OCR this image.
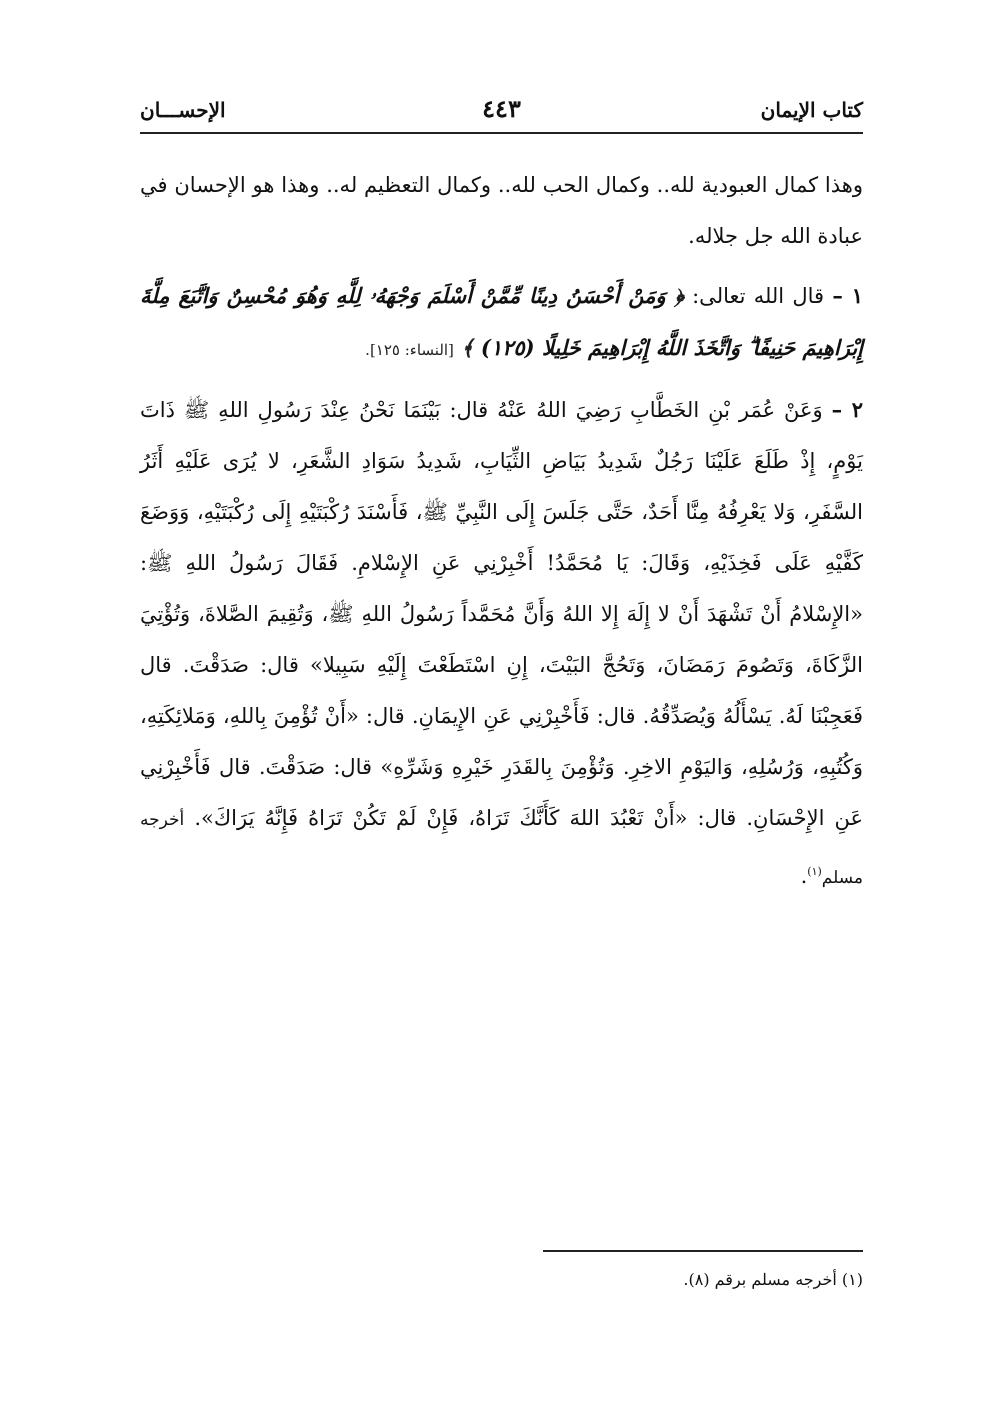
كتاب الإيمان
٤٤٣
الإحســـان

وهذا كمال العبودية لله.. وكمال الحب لله.. وكمال التعظيم له.. وهذا هو الإحسان في عبادة الله جل جلاله.

١ – قال الله تعالى: ﴿ وَمَنْ أَحْسَنُ دِينًا مِّمَّنْ أَسْلَمَ وَجْهَهُۥ لِلَّهِ وَهُوَ مُحْسِنٌ وَاتَّبَعَ مِلَّةَ إِبْرَاهِيمَ حَنِيفًا ۗ وَاتَّخَذَ اللَّهُ إِبْرَاهِيمَ خَلِيلًا (١٢٥) ﴾ [النساء: ١٢٥].

٢ – وَعَنْ عُمَر بْنِ الخَطَّابِ رَضِيَ اللهُ عَنْهُ قال: بَيْنَمَا نَحْنُ عِنْدَ رَسُولِ اللهِ ﷺ ذَاتَ يَوْمٍ، إِذْ طَلَعَ عَلَيْنَا رَجُلٌ شَدِيدُ بَيَاضِ الثِّيَابِ، شَدِيدُ سَوَادِ الشَّعَرِ، لا يُرَى عَلَيْهِ أَثَرُ السَّفَرِ، وَلا يَعْرِفُهُ مِنَّا أَحَدٌ، حَتَّى جَلَسَ إِلَى النَّبِيِّ ﷺ، فَأَسْنَدَ رُكْبَتَيْهِ إِلَى رُكْبَتَيْهِ، وَوَضَعَ كَفَّيْهِ عَلَى فَخِذَيْهِ، وَقَالَ: يَا مُحَمَّدُ! أَخْبِرْنِي عَنِ الإِسْلامِ. فَقَالَ رَسُولُ اللهِ ﷺ: «الإِسْلامُ أَنْ تَشْهَدَ أَنْ لا إِلَهَ إِلا اللهُ وَأَنَّ مُحَمَّداً رَسُولُ اللهِ ﷺ، وَتُقِيمَ الصَّلاةَ، وَتُؤْتِيَ الزَّكَاةَ، وَتَصُومَ رَمَضَانَ، وَتَحُجَّ البَيْتَ، إِنِ اسْتَطَعْتَ إِلَيْهِ سَبِيلا» قال: صَدَقْتَ. قال فَعَجِبْنَا لَهُ. يَسْأَلُهُ وَيُصَدِّقُهُ. قال: فَأَخْبِرْنِي عَنِ الإِيمَانِ. قال: «أَنْ تُؤْمِنَ بِاللهِ، وَمَلائِكَتِهِ، وَكُتُبِهِ، وَرُسُلِهِ، وَاليَوْمِ الاخِرِ. وَتُؤْمِنَ بِالقَدَرِ خَيْرِهِ وَشَرِّهِ» قال: صَدَقْتَ. قال فَأَخْبِرْنِي عَنِ الإِحْسَانِ. قال: «أَنْ تَعْبُدَ اللهَ كَأَنَّكَ تَرَاهُ، فَإِنْ لَمْ تَكُنْ تَرَاهُ فَإِنَّهُ يَرَاكَ». أخرجه مسلم$^{(١)}$.

(١) أخرجه مسلم برقم (٨).
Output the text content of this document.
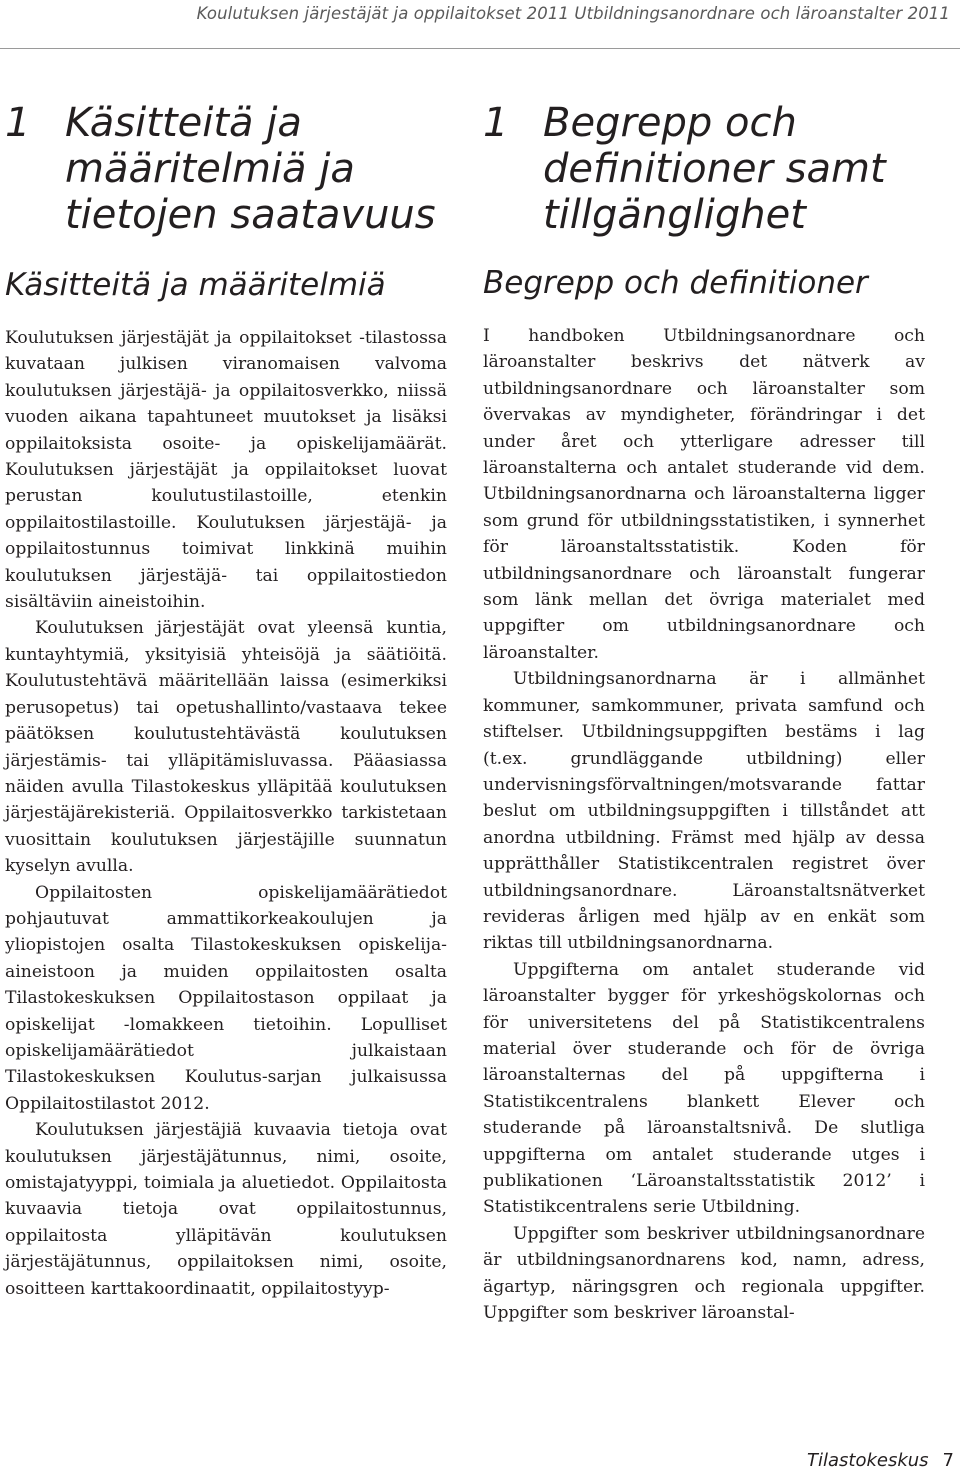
Koulutuksen järjestäjät ja oppilaitokset 2011 Utbildningsanordnare och läroanstalter 2011
1 Käsitteitä ja määritelmiä ja tietojen saatavuus
Käsitteitä ja määritelmiä

Koulutuksen järjestäjät ja oppilaitokset -tilastossa kuvataan julkisen viranomaisen valvoma koulutuksen järjestäjä- ja oppilaitosverkko, niissä vuoden aikana tapahtuneet muutokset ja lisäksi oppilaitoksista osoite- ja opiskelijamäärät. Koulutuksen järjestäjät ja oppilaitokset luovat perustan koulutustilastoille, etenkin oppilaitostilastoille. Koulutuksen järjestäjä- ja oppilaitostunnus toimivat linkkinä muihin koulutuksen järjestäjä- tai oppilaitostiedon sisältäviin aineistoihin.

Koulutuksen järjestäjät ovat yleensä kuntia, kuntayhtymiä, yksityisiä yhteisöjä ja säätiöitä. Koulutustehtävä määritellään laissa (esimerkiksi perusopetus) tai opetushallinto/vastaava tekee päätöksen koulutustehtävästä koulutuksen järjestämis- tai ylläpitämisluvassa. Pääasiassa näiden avulla Tilastokeskus ylläpitää koulutuksen järjestäjärekisteriä. Oppilaitosverkko tarkistetaan vuosittain koulutuksen järjestäjille suunnatun kyselyn avulla.

Oppilaitosten opiskelijamäärätiedot pohjautuvat ammattikorkeakoulujen ja yliopistojen osalta Tilastokeskuksen opiskelija-aineistoon ja muiden oppilaitosten osalta Tilastokeskuksen Oppilaitostason oppilaat ja opiskelijat -lomakkeen tietoihin. Lopulliset opiskelijamäärätiedot julkaistaan Tilastokeskuksen Koulutus-sarjan julkaisussa Oppilaitostilastot 2012.

Koulutuksen järjestäjiä kuvaavia tietoja ovat koulutuksen järjestäjätunnus, nimi, osoite, omistajatyyppi, toimiala ja aluetiedot. Oppilaitosta kuvaavia tietoja ovat oppilaitostunnus, oppilaitosta ylläpitävän koulutuksen järjestäjätunnus, oppilaitoksen nimi, osoite, osoitteen karttakoordinaatit, oppilaitostyyp-

1 Begrepp och definitioner samt tillgänglighet
Begrepp och definitioner

I handboken Utbildningsanordnare och läroanstalter beskrivs det nätverk av utbildningsanordnare och läroanstalter som övervakas av myndigheter, förändringar i det under året och ytterligare adresser till läroanstalterna och antalet studerande vid dem. Utbildningsanordnarna och läroanstalterna ligger som grund för utbildningsstatistiken, i synnerhet för läroanstaltsstatistik. Koden för utbildningsanordnare och läroanstalt fungerar som länk mellan det övriga materialet med uppgifter om utbildningsanordnare och läroanstalter.

Utbildningsanordnarna är i allmänhet kommuner, samkommuner, privata samfund och stiftelser. Utbildningsuppgiften bestäms i lag (t.ex. grundläggande utbildning) eller undervisningsförvaltningen/motsvarande fattar beslut om utbildningsuppgiften i tillståndet att anordna utbildning. Främst med hjälp av dessa upprätthåller Statistikcentralen registret över utbildningsanordnare. Läroanstaltsnätverket revideras årligen med hjälp av en enkät som riktas till utbildningsanordnarna.

Uppgifterna om antalet studerande vid läroanstalter bygger för yrkeshögskolornas och för universitetens del på Statistikcentralens material över studerande och för de övriga läroanstalternas del på uppgifterna i Statistikcentralens blankett Elever och studerande på läroanstaltsnivå. De slutliga uppgifterna om antalet studerande utges i publikationen ‘Läroanstaltsstatistik 2012’ i Statistikcentralens serie Utbildning.

Uppgifter som beskriver utbildningsanordnare är utbildningsanordnarens kod, namn, adress, ägartyp, näringsgren och regionala uppgifter. Uppgifter som beskriver läroanstal-

Tilastokeskus 7
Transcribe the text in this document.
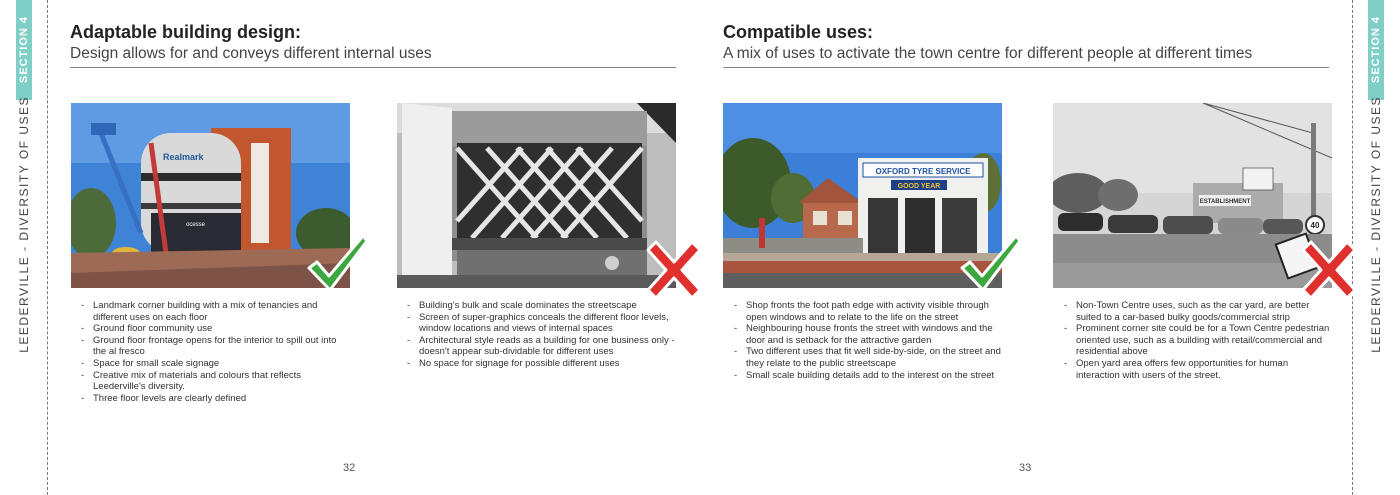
SECTION 4
LEEDERVILLE - DIVERSITY OF USES
SECTION 4
LEEDERVILLE - DIVERSITY OF USES
Adaptable building design:

Design allows for and conveys different internal uses

Compatible uses:

A mix of uses to activate the town centre for different people at different times

Realmark
ocesse
OXFORD TYRE SERVICE
GOOD YEAR
ESTABLISHMENT
40
- Landmark corner building with a mix of tenancies and different uses on each floor
- Ground floor community use
- Ground floor frontage opens for the interior to spill out into the al fresco
- Space for small scale signage
- Creative mix of materials and colours that reflects Leederville's diversity.
- Three floor levels are clearly defined
- Building's bulk and scale dominates the streetscape
- Screen of super-graphics conceals the different floor levels, window locations and views of internal spaces
- Architectural style reads as a building for one business only - doesn't appear sub-dividable for different uses
- No space for signage for possible different uses
- Shop fronts the foot path edge with activity visible through open windows and to relate to the life on the street
- Neighbouring house fronts the street with windows and the door and is setback for the attractive garden
- Two different uses that fit well side-by-side, on the street and they relate to the public streetscape
- Small scale building details add to the interest on the street
- Non-Town Centre uses, such as the car yard, are better suited to a car-based bulky goods/commercial strip
- Prominent corner site could be for a Town Centre pedestrian oriented use, such as a building with retail/commercial and residential above
- Open yard area offers few opportunities for human interaction with users of the street.
32	33
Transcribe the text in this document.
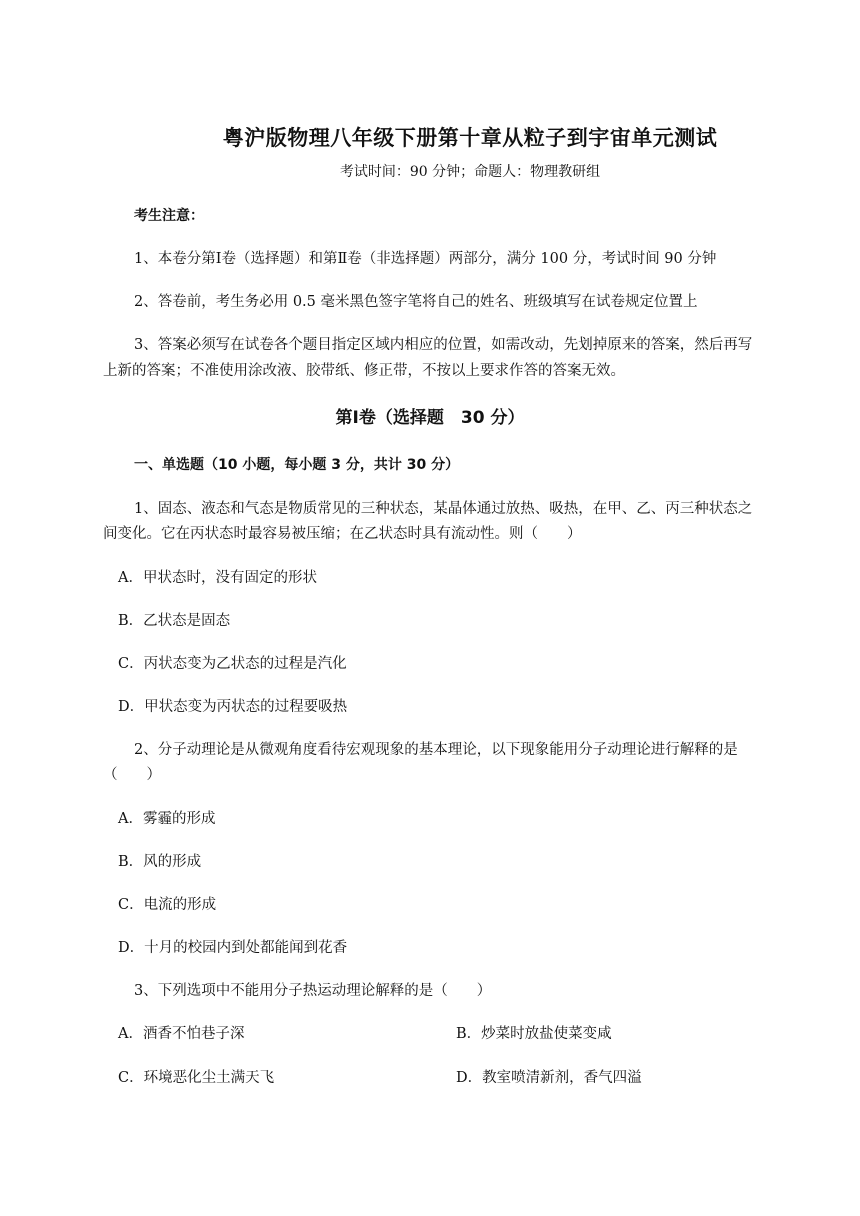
粤沪版物理八年级下册第十章从粒子到宇宙单元测试
考试时间：90 分钟；命题人：物理教研组
考生注意：
1、本卷分第Ⅰ卷（选择题）和第Ⅱ卷（非选择题）两部分，满分 100 分，考试时间 90 分钟
2、答卷前，考生务必用 0.5 毫米黑色签字笔将自己的姓名、班级填写在试卷规定位置上
3、答案必须写在试卷各个题目指定区域内相应的位置，如需改动，先划掉原来的答案，然后再写
上新的答案；不准使用涂改液、胶带纸、修正带，不按以上要求作答的答案无效。
第Ⅰ卷（选择题　30 分）
一、单选题（10 小题，每小题 3 分，共计 30 分）
1、固态、液态和气态是物质常见的三种状态，某晶体通过放热、吸热，在甲、乙、丙三种状态之
间变化。它在丙状态时最容易被压缩；在乙状态时具有流动性。则（　　）
A．甲状态时，没有固定的形状
B．乙状态是固态
C．丙状态变为乙状态的过程是汽化
D．甲状态变为丙状态的过程要吸热
2、分子动理论是从微观角度看待宏观现象的基本理论，以下现象能用分子动理论进行解释的是
（　　）
A．雾霾的形成
B．风的形成
C．电流的形成
D．十月的校园内到处都能闻到花香
3、下列选项中不能用分子热运动理论解释的是（　　）
A．酒香不怕巷子深	B．炒菜时放盐使菜变咸
C．环境恶化尘土满天飞	D．教室喷清新剂，香气四溢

◆ **GOAL OF THE EXERCISE**
Each line above that includes "levels" should be shown.

◆ **CORRECT RESPONSE**
- Three floor levels are clearly defined
- Screen of super-graphics conceals the different floor levels, window locations and views of internal spaces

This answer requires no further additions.